Records of where the elements appear
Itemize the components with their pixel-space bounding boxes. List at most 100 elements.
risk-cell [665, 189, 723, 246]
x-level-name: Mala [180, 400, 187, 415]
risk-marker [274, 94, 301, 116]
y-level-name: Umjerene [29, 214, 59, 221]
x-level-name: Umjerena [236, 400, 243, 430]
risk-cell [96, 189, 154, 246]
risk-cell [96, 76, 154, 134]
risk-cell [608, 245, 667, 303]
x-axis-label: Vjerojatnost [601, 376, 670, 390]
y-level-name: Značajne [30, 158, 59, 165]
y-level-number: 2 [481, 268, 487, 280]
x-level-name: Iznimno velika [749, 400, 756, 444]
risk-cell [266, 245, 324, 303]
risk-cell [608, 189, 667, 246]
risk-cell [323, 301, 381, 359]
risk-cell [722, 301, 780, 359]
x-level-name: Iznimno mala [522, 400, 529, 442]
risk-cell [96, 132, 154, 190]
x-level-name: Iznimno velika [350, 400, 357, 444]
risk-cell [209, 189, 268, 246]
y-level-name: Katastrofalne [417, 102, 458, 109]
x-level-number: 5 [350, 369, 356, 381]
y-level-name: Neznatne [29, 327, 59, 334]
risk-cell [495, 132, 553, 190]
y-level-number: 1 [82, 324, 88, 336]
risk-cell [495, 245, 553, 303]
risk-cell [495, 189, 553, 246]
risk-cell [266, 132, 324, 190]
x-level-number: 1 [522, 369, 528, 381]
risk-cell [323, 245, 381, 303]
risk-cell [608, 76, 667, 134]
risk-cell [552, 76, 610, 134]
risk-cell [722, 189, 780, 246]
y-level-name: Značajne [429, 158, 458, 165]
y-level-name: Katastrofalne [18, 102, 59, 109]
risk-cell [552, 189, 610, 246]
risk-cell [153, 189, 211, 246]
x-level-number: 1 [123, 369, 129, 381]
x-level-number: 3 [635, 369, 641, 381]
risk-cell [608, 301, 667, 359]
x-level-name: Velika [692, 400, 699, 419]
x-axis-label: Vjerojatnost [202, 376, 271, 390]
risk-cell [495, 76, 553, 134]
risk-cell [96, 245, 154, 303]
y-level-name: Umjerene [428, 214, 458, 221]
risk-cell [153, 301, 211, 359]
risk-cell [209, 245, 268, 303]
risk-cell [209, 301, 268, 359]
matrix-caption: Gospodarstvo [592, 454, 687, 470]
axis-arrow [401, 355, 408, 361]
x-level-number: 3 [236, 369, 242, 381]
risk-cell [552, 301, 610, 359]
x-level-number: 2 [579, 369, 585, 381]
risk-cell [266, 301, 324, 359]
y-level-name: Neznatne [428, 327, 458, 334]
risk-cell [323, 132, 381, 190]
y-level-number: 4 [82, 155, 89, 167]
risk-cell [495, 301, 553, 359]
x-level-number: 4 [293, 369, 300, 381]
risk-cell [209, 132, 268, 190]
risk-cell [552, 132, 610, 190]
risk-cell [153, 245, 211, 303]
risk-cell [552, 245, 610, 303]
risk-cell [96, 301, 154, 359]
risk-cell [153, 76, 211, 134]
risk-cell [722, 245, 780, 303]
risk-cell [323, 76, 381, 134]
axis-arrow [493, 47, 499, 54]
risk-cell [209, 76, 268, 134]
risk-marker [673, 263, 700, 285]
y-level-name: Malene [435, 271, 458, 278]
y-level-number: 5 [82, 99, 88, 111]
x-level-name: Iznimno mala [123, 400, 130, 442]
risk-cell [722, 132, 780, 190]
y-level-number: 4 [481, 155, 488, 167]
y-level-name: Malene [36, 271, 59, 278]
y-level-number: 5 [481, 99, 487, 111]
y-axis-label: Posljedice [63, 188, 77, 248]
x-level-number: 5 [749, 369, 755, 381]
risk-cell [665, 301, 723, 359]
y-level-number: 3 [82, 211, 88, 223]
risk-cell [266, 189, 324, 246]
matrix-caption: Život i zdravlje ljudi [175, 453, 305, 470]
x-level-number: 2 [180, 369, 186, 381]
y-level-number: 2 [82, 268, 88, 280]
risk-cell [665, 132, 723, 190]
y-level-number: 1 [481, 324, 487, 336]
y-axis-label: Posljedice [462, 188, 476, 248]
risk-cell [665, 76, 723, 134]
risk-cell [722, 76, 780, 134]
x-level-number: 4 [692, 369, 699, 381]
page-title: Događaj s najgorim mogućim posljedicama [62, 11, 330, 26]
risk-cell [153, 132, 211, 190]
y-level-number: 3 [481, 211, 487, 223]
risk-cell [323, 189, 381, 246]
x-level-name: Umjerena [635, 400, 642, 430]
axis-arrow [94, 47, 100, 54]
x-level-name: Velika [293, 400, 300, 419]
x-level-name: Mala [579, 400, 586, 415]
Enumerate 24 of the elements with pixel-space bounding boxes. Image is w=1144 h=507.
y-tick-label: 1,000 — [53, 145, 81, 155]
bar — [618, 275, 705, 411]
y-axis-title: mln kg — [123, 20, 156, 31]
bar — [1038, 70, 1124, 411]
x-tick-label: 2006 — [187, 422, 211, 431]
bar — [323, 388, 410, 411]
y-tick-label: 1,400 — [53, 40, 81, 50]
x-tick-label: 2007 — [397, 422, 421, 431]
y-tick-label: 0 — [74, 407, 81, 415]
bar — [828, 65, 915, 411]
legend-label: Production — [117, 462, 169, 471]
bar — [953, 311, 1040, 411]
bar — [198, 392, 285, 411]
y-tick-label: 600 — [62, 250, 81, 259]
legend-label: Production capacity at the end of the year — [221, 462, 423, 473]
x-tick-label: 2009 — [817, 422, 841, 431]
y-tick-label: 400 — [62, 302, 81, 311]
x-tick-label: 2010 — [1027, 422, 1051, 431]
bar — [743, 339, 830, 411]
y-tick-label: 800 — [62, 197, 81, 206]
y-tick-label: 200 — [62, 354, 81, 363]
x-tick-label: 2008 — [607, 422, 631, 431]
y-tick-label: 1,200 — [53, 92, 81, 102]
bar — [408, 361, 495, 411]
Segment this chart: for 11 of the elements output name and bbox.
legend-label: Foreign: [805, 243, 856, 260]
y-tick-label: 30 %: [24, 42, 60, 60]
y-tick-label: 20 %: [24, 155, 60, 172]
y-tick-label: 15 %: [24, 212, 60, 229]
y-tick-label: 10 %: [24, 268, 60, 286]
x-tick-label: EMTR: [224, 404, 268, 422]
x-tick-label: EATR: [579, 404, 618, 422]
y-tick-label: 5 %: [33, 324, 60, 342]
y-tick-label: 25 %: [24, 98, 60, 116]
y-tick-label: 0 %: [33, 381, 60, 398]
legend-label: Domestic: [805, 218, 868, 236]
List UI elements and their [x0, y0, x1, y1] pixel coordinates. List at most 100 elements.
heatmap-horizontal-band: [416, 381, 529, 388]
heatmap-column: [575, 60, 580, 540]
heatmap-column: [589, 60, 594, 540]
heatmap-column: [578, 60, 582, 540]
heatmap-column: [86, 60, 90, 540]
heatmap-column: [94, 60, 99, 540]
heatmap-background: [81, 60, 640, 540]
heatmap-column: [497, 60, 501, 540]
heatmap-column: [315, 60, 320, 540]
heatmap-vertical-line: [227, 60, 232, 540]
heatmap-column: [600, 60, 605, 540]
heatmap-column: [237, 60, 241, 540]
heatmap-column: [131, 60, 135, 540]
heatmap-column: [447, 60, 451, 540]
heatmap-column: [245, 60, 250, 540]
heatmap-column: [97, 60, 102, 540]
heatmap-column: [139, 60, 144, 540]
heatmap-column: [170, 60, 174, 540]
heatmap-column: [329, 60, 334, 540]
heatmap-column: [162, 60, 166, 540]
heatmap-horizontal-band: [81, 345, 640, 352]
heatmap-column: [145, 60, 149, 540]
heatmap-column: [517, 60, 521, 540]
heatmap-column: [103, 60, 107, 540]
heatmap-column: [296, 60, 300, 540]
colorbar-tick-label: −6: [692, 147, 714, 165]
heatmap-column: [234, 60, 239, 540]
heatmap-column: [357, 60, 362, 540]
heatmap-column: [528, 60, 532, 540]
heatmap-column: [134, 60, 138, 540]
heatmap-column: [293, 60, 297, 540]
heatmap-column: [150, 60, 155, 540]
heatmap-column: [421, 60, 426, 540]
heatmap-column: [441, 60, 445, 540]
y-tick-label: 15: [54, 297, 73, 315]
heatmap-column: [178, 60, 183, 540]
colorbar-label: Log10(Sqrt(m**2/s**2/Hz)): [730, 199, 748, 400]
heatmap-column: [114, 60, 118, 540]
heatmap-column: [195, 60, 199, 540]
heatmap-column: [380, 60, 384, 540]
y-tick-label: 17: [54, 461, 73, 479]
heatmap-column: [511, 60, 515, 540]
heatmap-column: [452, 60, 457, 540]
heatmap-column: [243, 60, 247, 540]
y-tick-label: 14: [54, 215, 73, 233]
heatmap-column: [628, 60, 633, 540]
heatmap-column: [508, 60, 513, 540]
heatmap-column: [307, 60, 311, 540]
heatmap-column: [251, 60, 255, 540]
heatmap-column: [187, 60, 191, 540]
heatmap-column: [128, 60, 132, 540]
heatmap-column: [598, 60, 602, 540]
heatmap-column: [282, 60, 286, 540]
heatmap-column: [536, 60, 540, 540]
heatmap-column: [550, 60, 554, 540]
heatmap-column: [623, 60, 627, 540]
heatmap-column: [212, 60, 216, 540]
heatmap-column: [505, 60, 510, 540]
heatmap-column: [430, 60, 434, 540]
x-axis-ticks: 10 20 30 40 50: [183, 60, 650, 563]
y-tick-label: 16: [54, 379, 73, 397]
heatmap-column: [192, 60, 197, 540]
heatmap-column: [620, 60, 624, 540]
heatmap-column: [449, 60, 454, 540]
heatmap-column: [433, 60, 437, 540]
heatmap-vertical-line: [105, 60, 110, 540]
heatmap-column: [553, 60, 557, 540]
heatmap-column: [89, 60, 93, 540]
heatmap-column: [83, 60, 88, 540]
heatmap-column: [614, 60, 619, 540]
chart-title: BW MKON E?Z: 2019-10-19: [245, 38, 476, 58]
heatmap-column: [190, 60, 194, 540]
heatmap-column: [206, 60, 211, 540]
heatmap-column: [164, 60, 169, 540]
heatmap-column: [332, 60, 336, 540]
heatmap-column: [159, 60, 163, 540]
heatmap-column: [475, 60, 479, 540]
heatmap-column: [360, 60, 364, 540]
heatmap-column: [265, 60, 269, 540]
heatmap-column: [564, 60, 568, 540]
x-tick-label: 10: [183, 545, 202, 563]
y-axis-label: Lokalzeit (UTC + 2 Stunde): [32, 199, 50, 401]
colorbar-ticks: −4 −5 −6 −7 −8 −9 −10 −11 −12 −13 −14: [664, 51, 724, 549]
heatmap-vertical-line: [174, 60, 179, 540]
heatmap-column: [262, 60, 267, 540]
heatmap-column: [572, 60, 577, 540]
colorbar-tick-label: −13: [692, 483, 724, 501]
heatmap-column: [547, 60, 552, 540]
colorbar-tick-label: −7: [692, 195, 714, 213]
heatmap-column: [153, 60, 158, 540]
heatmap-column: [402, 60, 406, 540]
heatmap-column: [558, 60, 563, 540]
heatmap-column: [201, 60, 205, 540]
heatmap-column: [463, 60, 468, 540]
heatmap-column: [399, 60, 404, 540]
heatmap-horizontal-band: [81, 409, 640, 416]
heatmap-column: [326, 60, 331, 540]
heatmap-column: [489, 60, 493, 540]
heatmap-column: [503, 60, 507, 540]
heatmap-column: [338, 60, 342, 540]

### Set problem
Could you print the listing word for word, starting with its first line and continuing through the line with "y-level-name: Značajne [429, 158, 458, 165]", that line included?

### Task output
Itemize the components with their pixel-space bounding boxes. List at most 100 elements.
risk-cell [665, 189, 723, 246]
x-level-name: Mala [180, 400, 187, 415]
risk-marker [274, 94, 301, 116]
y-level-name: Umjerene [29, 214, 59, 221]
x-level-name: Umjerena [236, 400, 243, 430]
risk-cell [96, 189, 154, 246]
risk-cell [96, 76, 154, 134]
risk-cell [608, 245, 667, 303]
x-axis-label: Vjerojatnost [601, 376, 670, 390]
y-level-name: Značajne [30, 158, 59, 165]
y-level-number: 2 [481, 268, 487, 280]
x-level-name: Iznimno velika [749, 400, 756, 444]
risk-cell [266, 245, 324, 303]
risk-cell [608, 189, 667, 246]
risk-cell [323, 301, 381, 359]
risk-cell [722, 301, 780, 359]
x-level-name: Iznimno mala [522, 400, 529, 442]
risk-cell [96, 132, 154, 190]
x-level-name: Iznimno velika [350, 400, 357, 444]
risk-cell [209, 189, 268, 246]
y-level-name: Katastrofalne [417, 102, 458, 109]
x-level-number: 5 [350, 369, 356, 381]
y-level-name: Neznatne [29, 327, 59, 334]
risk-cell [495, 132, 553, 190]
y-level-number: 1 [82, 324, 88, 336]
risk-cell [495, 245, 553, 303]
risk-cell [495, 189, 553, 246]
risk-cell [266, 132, 324, 190]
x-level-number: 1 [522, 369, 528, 381]
risk-cell [323, 245, 381, 303]
risk-cell [608, 76, 667, 134]
risk-cell [552, 76, 610, 134]
risk-cell [722, 189, 780, 246]
y-level-name: Značajne [429, 158, 458, 165]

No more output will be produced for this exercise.